>> Begin
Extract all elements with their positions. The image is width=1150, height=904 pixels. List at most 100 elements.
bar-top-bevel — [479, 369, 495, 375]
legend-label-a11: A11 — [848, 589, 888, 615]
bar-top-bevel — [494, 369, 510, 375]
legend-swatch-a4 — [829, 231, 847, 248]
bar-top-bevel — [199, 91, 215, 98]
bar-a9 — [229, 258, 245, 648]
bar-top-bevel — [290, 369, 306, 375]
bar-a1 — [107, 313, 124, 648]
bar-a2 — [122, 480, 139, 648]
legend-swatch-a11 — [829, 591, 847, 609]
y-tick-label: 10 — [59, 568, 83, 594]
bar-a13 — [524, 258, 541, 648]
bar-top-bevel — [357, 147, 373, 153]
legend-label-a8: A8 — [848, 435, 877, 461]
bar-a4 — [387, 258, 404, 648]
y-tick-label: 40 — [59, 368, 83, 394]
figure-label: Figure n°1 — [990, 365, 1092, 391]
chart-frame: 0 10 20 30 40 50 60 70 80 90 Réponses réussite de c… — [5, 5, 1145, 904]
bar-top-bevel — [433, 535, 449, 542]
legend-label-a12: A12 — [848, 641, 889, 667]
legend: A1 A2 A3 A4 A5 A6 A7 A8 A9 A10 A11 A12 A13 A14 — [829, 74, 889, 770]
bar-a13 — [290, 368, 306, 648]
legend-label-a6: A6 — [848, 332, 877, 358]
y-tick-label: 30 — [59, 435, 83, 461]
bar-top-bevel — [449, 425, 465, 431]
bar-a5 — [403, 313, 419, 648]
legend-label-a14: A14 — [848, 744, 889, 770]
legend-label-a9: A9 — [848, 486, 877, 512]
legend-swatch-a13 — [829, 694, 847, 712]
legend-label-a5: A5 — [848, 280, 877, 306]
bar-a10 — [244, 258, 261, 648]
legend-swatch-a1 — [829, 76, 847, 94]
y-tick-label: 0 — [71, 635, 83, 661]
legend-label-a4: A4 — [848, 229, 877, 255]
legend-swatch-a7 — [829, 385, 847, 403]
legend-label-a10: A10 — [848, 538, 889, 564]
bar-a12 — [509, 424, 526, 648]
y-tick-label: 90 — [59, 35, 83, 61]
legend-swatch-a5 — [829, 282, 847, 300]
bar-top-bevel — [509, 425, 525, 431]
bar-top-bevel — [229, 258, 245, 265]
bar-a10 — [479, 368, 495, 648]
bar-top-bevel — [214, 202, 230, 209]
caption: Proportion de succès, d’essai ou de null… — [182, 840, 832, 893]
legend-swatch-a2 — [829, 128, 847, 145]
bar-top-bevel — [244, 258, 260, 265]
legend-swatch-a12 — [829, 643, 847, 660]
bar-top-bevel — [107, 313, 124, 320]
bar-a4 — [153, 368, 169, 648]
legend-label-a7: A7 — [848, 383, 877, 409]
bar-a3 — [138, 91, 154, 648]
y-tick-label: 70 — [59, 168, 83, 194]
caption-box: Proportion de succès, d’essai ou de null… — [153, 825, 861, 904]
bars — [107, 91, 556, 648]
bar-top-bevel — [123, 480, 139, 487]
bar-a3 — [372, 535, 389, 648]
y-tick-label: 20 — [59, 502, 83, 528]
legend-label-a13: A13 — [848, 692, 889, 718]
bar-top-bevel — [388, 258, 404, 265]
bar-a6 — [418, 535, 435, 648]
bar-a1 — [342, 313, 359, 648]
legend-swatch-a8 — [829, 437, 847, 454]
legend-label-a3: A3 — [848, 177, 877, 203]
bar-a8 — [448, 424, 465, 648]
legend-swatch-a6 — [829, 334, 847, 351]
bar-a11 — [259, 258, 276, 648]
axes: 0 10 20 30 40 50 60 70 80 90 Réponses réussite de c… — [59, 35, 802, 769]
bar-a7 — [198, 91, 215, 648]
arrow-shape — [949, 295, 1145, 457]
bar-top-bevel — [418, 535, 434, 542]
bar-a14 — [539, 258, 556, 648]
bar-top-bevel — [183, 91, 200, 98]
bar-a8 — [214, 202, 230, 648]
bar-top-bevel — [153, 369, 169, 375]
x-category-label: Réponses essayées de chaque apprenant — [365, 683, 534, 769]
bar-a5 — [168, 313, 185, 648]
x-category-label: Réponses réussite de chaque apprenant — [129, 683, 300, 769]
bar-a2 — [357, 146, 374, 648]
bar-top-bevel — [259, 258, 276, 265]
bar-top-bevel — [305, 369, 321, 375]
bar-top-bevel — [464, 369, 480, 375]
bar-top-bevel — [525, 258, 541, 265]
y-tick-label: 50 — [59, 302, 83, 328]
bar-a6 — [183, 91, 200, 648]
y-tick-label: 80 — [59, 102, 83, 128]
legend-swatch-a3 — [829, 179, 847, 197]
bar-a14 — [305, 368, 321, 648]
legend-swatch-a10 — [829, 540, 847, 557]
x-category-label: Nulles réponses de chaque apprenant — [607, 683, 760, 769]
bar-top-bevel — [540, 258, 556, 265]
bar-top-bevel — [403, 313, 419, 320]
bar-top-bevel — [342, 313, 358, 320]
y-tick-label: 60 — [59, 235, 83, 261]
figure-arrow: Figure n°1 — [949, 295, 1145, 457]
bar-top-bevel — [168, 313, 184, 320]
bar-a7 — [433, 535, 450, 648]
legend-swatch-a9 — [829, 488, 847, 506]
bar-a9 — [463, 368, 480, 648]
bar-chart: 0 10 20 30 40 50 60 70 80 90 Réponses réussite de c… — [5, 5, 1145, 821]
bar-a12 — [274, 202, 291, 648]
>> End
→ EXERCISE DIRECTIONS: Substitute "bar-cap" for every occurrence of "bar-top-bevel" in the records above, and reproduce all lines with nothing else altered.

→ SOLUTION BELOW:
Extract all elements with their positions. The image is width=1150, height=904 pixels. List at most 100 elements.
bar-cap — [479, 369, 495, 375]
legend-label-a11: A11 — [848, 589, 888, 615]
bar-cap — [494, 369, 510, 375]
legend-swatch-a4 — [829, 231, 847, 248]
bar-cap — [199, 91, 215, 98]
bar-a9 — [229, 258, 245, 648]
bar-cap — [290, 369, 306, 375]
bar-a1 — [107, 313, 124, 648]
bar-a2 — [122, 480, 139, 648]
legend-swatch-a11 — [829, 591, 847, 609]
y-tick-label: 10 — [59, 568, 83, 594]
bar-a13 — [524, 258, 541, 648]
bar-cap — [357, 147, 373, 153]
legend-label-a8: A8 — [848, 435, 877, 461]
bar-a4 — [387, 258, 404, 648]
y-tick-label: 40 — [59, 368, 83, 394]
figure-label: Figure n°1 — [990, 365, 1092, 391]
chart-frame: 0 10 20 30 40 50 60 70 80 90 Réponses réussite de c… — [5, 5, 1145, 904]
bar-cap — [433, 535, 449, 542]
legend-label-a12: A12 — [848, 641, 889, 667]
legend: A1 A2 A3 A4 A5 A6 A7 A8 A9 A10 A11 A12 A13 A14 — [829, 74, 889, 770]
bar-a13 — [290, 368, 306, 648]
legend-label-a6: A6 — [848, 332, 877, 358]
y-tick-label: 30 — [59, 435, 83, 461]
bar-cap — [449, 425, 465, 431]
bar-a5 — [403, 313, 419, 648]
legend-label-a14: A14 — [848, 744, 889, 770]
legend-label-a9: A9 — [848, 486, 877, 512]
legend-swatch-a13 — [829, 694, 847, 712]
legend-label-a5: A5 — [848, 280, 877, 306]
bar-a10 — [244, 258, 261, 648]
legend-swatch-a1 — [829, 76, 847, 94]
y-tick-label: 0 — [71, 635, 83, 661]
legend-label-a4: A4 — [848, 229, 877, 255]
legend-swatch-a7 — [829, 385, 847, 403]
legend-label-a10: A10 — [848, 538, 889, 564]
bar-a12 — [509, 424, 526, 648]
y-tick-label: 90 — [59, 35, 83, 61]
legend-swatch-a5 — [829, 282, 847, 300]
bar-cap — [509, 425, 525, 431]
bar-cap — [229, 258, 245, 265]
bar-a10 — [479, 368, 495, 648]
bar-cap — [214, 202, 230, 209]
caption: Proportion de succès, d’essai ou de null… — [182, 840, 832, 893]
legend-swatch-a2 — [829, 128, 847, 145]
bar-cap — [244, 258, 260, 265]
legend-swatch-a12 — [829, 643, 847, 660]
bar-cap — [107, 313, 124, 320]
bar-a4 — [153, 368, 169, 648]
legend-label-a7: A7 — [848, 383, 877, 409]
bar-a3 — [138, 91, 154, 648]
y-tick-label: 70 — [59, 168, 83, 194]
caption-box: Proportion de succès, d’essai ou de null… — [153, 825, 861, 904]
bars — [107, 91, 556, 648]
bar-cap — [123, 480, 139, 487]
bar-a3 — [372, 535, 389, 648]
y-tick-label: 20 — [59, 502, 83, 528]
legend-label-a13: A13 — [848, 692, 889, 718]
bar-cap — [388, 258, 404, 265]
bar-a6 — [418, 535, 435, 648]
bar-a1 — [342, 313, 359, 648]
legend-swatch-a8 — [829, 437, 847, 454]
legend-label-a3: A3 — [848, 177, 877, 203]
bar-a8 — [448, 424, 465, 648]
legend-swatch-a6 — [829, 334, 847, 351]
bar-a11 — [259, 258, 276, 648]
axes: 0 10 20 30 40 50 60 70 80 90 Réponses réussite de c… — [59, 35, 802, 769]
bar-a7 — [198, 91, 215, 648]
arrow-shape — [949, 295, 1145, 457]
bar-cap — [418, 535, 434, 542]
bar-a14 — [539, 258, 556, 648]
bar-cap — [183, 91, 200, 98]
bar-a8 — [214, 202, 230, 648]
bar-cap — [153, 369, 169, 375]
x-category-label: Réponses essayées de chaque apprenant — [365, 683, 534, 769]
bar-a5 — [168, 313, 185, 648]
x-category-label: Réponses réussite de chaque apprenant — [129, 683, 300, 769]
bar-a2 — [357, 146, 374, 648]
bar-cap — [259, 258, 276, 265]
bar-cap — [305, 369, 321, 375]
bar-cap — [464, 369, 480, 375]
bar-cap — [525, 258, 541, 265]
y-tick-label: 50 — [59, 302, 83, 328]
bar-a6 — [183, 91, 200, 648]
y-tick-label: 80 — [59, 102, 83, 128]
legend-swatch-a3 — [829, 179, 847, 197]
bar-a14 — [305, 368, 321, 648]
legend-swatch-a10 — [829, 540, 847, 557]
x-category-label: Nulles réponses de chaque apprenant — [607, 683, 760, 769]
bar-cap — [540, 258, 556, 265]
bar-cap — [403, 313, 419, 320]
bar-cap — [342, 313, 358, 320]
y-tick-label: 60 — [59, 235, 83, 261]
figure-arrow: Figure n°1 — [949, 295, 1145, 457]
bar-cap — [168, 313, 184, 320]
bar-a7 — [433, 535, 450, 648]
legend-swatch-a9 — [829, 488, 847, 506]
bar-a9 — [463, 368, 480, 648]
bar-chart: 0 10 20 30 40 50 60 70 80 90 Réponses réussite de c… — [5, 5, 1145, 821]
bar-a12 — [274, 202, 291, 648]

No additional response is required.